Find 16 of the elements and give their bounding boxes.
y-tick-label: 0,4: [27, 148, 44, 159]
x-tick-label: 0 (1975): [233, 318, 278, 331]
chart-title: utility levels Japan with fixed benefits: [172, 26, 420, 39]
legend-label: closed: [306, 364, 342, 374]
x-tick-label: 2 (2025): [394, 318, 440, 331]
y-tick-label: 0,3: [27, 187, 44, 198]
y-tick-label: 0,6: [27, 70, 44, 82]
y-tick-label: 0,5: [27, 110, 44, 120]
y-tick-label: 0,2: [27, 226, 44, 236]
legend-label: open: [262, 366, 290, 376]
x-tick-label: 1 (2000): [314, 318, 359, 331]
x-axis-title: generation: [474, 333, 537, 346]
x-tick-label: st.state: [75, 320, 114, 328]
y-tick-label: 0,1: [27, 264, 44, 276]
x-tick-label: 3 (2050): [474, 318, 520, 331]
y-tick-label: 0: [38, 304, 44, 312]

_What the task requires_
Please return each line of the listing above that contains the word "title", copied in full.

_Expected answer_
chart-title: utility levels Japan with fixed benefits: [172, 26, 420, 39]
x-axis-title: generation: [474, 333, 537, 346]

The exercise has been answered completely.